Extracted records:
=======
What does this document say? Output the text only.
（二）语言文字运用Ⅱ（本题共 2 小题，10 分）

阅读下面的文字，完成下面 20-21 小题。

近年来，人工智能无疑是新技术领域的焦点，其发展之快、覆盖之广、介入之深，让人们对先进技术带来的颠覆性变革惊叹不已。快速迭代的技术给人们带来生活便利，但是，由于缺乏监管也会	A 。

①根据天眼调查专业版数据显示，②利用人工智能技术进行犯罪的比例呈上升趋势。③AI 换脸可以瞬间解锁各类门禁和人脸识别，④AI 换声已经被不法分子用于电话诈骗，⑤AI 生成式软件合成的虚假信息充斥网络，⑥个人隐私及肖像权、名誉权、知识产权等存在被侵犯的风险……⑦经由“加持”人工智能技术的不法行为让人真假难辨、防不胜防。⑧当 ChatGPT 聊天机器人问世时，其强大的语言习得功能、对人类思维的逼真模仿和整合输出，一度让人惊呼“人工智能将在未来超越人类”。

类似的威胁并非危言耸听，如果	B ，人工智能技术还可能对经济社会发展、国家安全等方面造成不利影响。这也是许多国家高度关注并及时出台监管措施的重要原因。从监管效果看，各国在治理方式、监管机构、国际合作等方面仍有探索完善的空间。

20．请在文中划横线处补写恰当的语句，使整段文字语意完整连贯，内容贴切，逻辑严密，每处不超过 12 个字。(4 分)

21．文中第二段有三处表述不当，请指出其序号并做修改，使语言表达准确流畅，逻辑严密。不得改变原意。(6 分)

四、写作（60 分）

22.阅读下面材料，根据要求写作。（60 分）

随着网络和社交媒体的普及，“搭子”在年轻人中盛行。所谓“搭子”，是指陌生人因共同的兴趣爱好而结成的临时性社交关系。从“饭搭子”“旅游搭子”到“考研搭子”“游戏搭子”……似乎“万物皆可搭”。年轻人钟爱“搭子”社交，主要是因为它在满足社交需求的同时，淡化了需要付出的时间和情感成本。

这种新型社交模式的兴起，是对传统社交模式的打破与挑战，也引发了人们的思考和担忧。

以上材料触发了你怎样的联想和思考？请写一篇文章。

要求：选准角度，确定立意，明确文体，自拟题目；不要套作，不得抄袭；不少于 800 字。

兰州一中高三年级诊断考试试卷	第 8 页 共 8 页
=======
### EXERCISE OBJECTIVE
Extract every line above exactly as it stands.

### EXERCISE RESPONSE
What does this document say? Output the text only.
（二）语言文字运用Ⅱ（本题共 2 小题，10 分）

阅读下面的文字，完成下面 20-21 小题。

近年来，人工智能无疑是新技术领域的焦点，其发展之快、覆盖之广、介入之深，让人们对先进技术带来的颠覆性变革惊叹不已。快速迭代的技术给人们带来生活便利，但是，由于缺乏监管也会	A 。

①根据天眼调查专业版数据显示，②利用人工智能技术进行犯罪的比例呈上升趋势。③AI 换脸可以瞬间解锁各类门禁和人脸识别，④AI 换声已经被不法分子用于电话诈骗，⑤AI 生成式软件合成的虚假信息充斥网络，⑥个人隐私及肖像权、名誉权、知识产权等存在被侵犯的风险……⑦经由“加持”人工智能技术的不法行为让人真假难辨、防不胜防。⑧当 ChatGPT 聊天机器人问世时，其强大的语言习得功能、对人类思维的逼真模仿和整合输出，一度让人惊呼“人工智能将在未来超越人类”。

类似的威胁并非危言耸听，如果	B ，人工智能技术还可能对经济社会发展、国家安全等方面造成不利影响。这也是许多国家高度关注并及时出台监管措施的重要原因。从监管效果看，各国在治理方式、监管机构、国际合作等方面仍有探索完善的空间。

20．请在文中划横线处补写恰当的语句，使整段文字语意完整连贯，内容贴切，逻辑严密，每处不超过 12 个字。(4 分)

21．文中第二段有三处表述不当，请指出其序号并做修改，使语言表达准确流畅，逻辑严密。不得改变原意。(6 分)

四、写作（60 分）

22.阅读下面材料，根据要求写作。（60 分）

随着网络和社交媒体的普及，“搭子”在年轻人中盛行。所谓“搭子”，是指陌生人因共同的兴趣爱好而结成的临时性社交关系。从“饭搭子”“旅游搭子”到“考研搭子”“游戏搭子”……似乎“万物皆可搭”。年轻人钟爱“搭子”社交，主要是因为它在满足社交需求的同时，淡化了需要付出的时间和情感成本。

这种新型社交模式的兴起，是对传统社交模式的打破与挑战，也引发了人们的思考和担忧。

以上材料触发了你怎样的联想和思考？请写一篇文章。

要求：选准角度，确定立意，明确文体，自拟题目；不要套作，不得抄袭；不少于 800 字。

兰州一中高三年级诊断考试试卷	第 8 页 共 8 页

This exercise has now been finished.